→ What you are asked to do
Find the number of lines in these records where the word "Europeană" appears. Reply with that number and nothing more.

Begin Records shown

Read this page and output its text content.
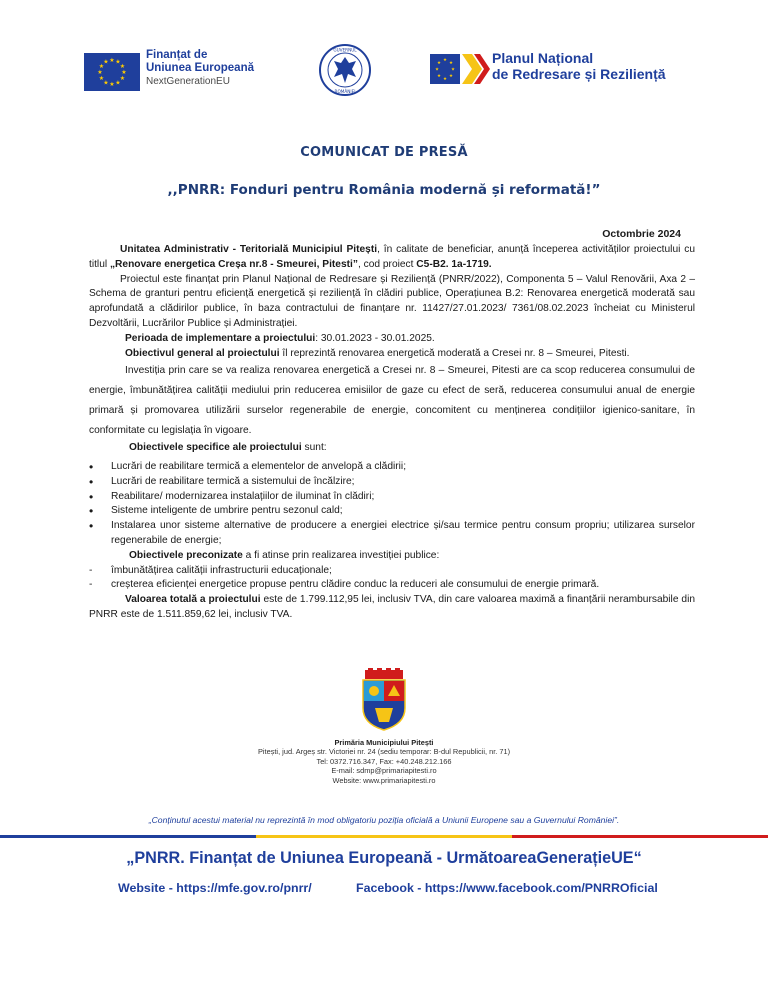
★ ★
★
★
★
★
★
★
★
★
★
★
Finanțat de
Uniunea Europeană
NextGenerationEU
GUVERNUL
ROMÂNIEI
★
★
★
★
★
★
★
★	Planul Național
de Redresare și Reziliență
COMUNICAT DE PRESĂ
,,PNRR: Fonduri pentru România modernă și reformată!”
Octombrie 2024

Unitatea Administrativ - Teritorială Municipiul Pitești, în calitate de beneficiar, anunță începerea activităților proiectului cu titlul „Renovare energetica Creșa nr.8 - Smeurei, Pitesti”, cod proiect C5-B2. 1a-1719.

Proiectul este finanțat prin Planul Național de Redresare și Reziliență (PNRR/2022), Componenta 5 – Valul Renovării, Axa 2 – Schema de granturi pentru eficiență energetică și reziliență în clădiri publice, Operațiunea B.2: Renovarea energetică moderată sau aprofundată a clădirilor publice, în baza contractului de finanțare nr. 11427/27.01.2023/ 7361/08.02.2023 încheiat cu Ministerul Dezvoltării, Lucrărilor Publice și Administrației.

Perioada de implementare a proiectului: 30.01.2023 - 30.01.2025.

Obiectivul general al proiectului îl reprezintă renovarea energetică moderată a Cresei nr. 8 – Smeurei, Pitesti.

Investiția prin care se va realiza renovarea energetică a Cresei nr. 8 – Smeurei, Pitesti are ca scop reducerea consumului de energie, îmbunătățirea calității mediului prin reducerea emisiilor de gaze cu efect de seră, reducerea consumului anual de energie primară și promovarea utilizării surselor regenerabile de energie, concomitent cu menținerea condițiilor igienico-sanitare, în conformitate cu legislația în vigoare.

Obiectivele specifice ale proiectului sunt:

• Lucrări de reabilitare termică a elementelor de anvelopă a clădirii;
• Lucrări de reabilitare termică a sistemului de încălzire;
• Reabilitare/ modernizarea instalațiilor de iluminat în clădiri;
• Sisteme inteligente de umbrire pentru sezonul cald;
• Instalarea unor sisteme alternative de producere a energiei electrice și/sau termice pentru consum propriu; utilizarea surselor regenerabile de energie;

Obiectivele preconizate a fi atinse prin realizarea investiției publice:

- îmbunătățirea calității infrastructurii educaționale;
- creșterea eficienței energetice propuse pentru clădire conduc la reduceri ale consumului de energie primară.

Valoarea totală a proiectului este de 1.799.112,95 lei, inclusiv TVA, din care valoarea maximă a finanțării nerambursabile din PNRR este de 1.511.859,62 lei, inclusiv TVA.

Primăria Municipiului Pitești
Pitești, jud. Argeș str. Victoriei nr. 24 (sediu temporar: B-dul Republicii, nr. 71)
Tel: 0372.716.347, Fax: +40.248.212.166
E-mail: sdmp@primariapitesti.ro
Website: www.primariapitesti.ro
„Conținutul acestui material nu reprezintă în mod obligatoriu poziția oficială a Uniunii Europene sau a Guvernului României”.
„PNRR. Finanțat de Uniunea Europeană - UrmătoareaGenerațieUE“
Website - https://mfe.gov.ro/pnrr/	Facebook - https://www.facebook.com/PNRROficial
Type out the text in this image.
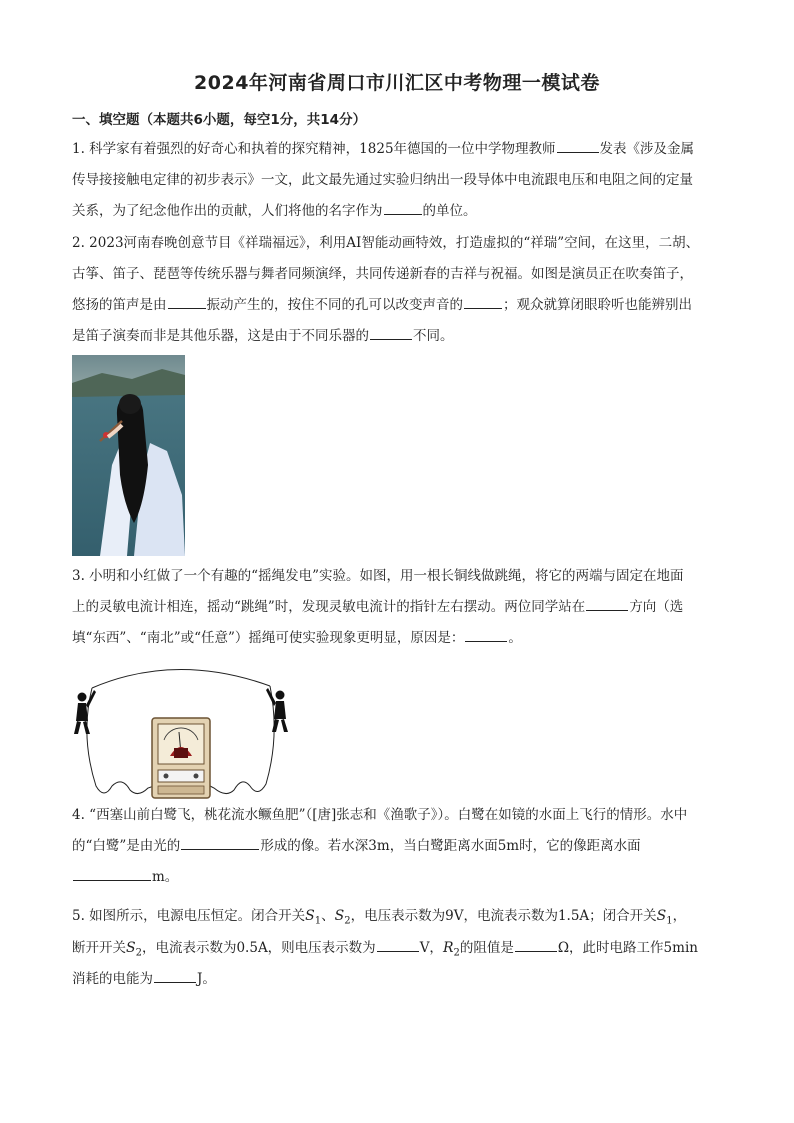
2024年河南省周口市川汇区中考物理一模试卷
一、填空题（本题共6小题，每空1分，共14分）
1. 科学家有着强烈的好奇心和执着的探究精神，1825年德国的一位中学物理教师	发表《涉及金属
传导接接触电定律的初步表示》一文，此文最先通过实验归纳出一段导体中电流跟电压和电阻之间的定量
关系，为了纪念他作出的贡献，人们将他的名字作为	的单位。
2. 2023河南春晚创意节目《祥瑞福远》，利用AI智能动画特效，打造虚拟的“祥瑞”空间，在这里，二胡、
古筝、笛子、琵琶等传统乐器与舞者同频演绎，共同传递新春的吉祥与祝福。如图是演员正在吹奏笛子，
悠扬的笛声是由	振动产生的，按住不同的孔可以改变声音的	；观众就算闭眼聆听也能辨别出
是笛子演奏而非是其他乐器，这是由于不同乐器的	不同。
3. 小明和小红做了一个有趣的“摇绳发电”实验。如图，用一根长铜线做跳绳，将它的两端与固定在地面
上的灵敏电流计相连，摇动“跳绳”时，发现灵敏电流计的指针左右摆动。两位同学站在	方向（选
填“东西”、“南北”或“任意”）摇绳可使实验现象更明显，原因是：	。
4. “西塞山前白鹭飞，桃花流水鳜鱼肥”（[唐]张志和《渔歌子》）。白鹭在如镜的水面上飞行的情形。水中
的“白鹭”是由光的	形成的像。若水深3m，当白鹭距离水面5m时，它的像距离水面
m。
5. 如图所示，电源电压恒定。闭合开关$S_1$、$S_2$，电压表示数为9V，电流表示数为1.5A；闭合开关$S_1$，
断开开关$S_2$，电流表示数为0.5A，则电压表示数为	V，$R_2$的阻值是	Ω，此时电路工作5min
消耗的电能为	J。
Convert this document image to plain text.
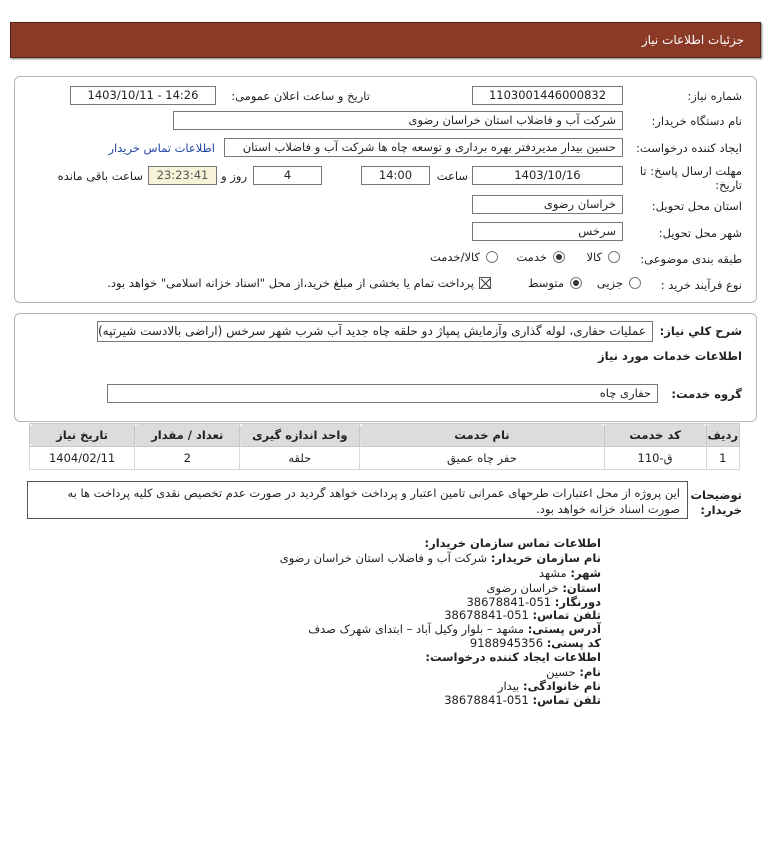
جزئیات اطلاعات نیاز
شماره نیاز:
1103001446000832
تاریخ و ساعت اعلان عمومی:
1403/10/11 - 14:26
نام دستگاه خریدار:
شرکت آب و فاضلاب استان خراسان رضوی
ایجاد کننده درخواست:
حسین بیدار مدیردفتر بهره برداری و توسعه چاه ها شرکت آب و فاضلاب استان
اطلاعات تماس خریدار
مهلت ارسال پاسخ: تا
تاریخ:
1403/10/16
ساعت
14:00
4
روز و
23:23:41
ساعت باقی مانده
استان محل تحویل:
خراسان رضوی
شهر محل تحویل:
سرخس
طبقه بندی موضوعی:
کالا
خدمت
کالا/خدمت
نوع فرآیند خرید :
جزیی
متوسط
پرداخت تمام یا بخشی از مبلغ خرید،از محل "اسناد خزانه اسلامی" خواهد بود.
شرح کلي نياز:
عملیات حفاری، لوله گذاری وآزمایش پمپاژ دو حلقه چاه جدید آب شرب شهر سرخس (اراضی بالادست شیرتپه)
اطلاعات خدمات مورد نیاز
گروه خدمت:
حفاری چاه
ردیف	کد خدمت	نام خدمت	واحد اندازه گیری	تعداد / مقدار	تاریخ نیاز
1	ق-110	حفر چاه عمیق	حلقه	2	1404/02/11
توضیحات
خریدار:
این پروژه از محل اعتبارات طرحهای عمرانی تامین اعتبار و پرداخت خواهد گردید در صورت عدم تخصیص نقدی کلیه پرداخت ها به صورت اسناد خزانه خواهد بود.
اطلاعات تماس سازمان خریدار:
نام سازمان خریدار: شرکت آب و فاضلاب استان خراسان رضوی
شهر: مشهد
استان: خراسان رضوی
دورنگار: 051-38678841
تلفن تماس: 051-38678841
آدرس پستی: مشهد – بلوار وکیل آباد – ابتدای شهرک صدف
کد پستی: 9188945356
اطلاعات ایجاد کننده درخواست:
نام: حسین
نام خانوادگی: بیدار
تلفن تماس: 051-38678841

End Records shown

→ Problem solution
2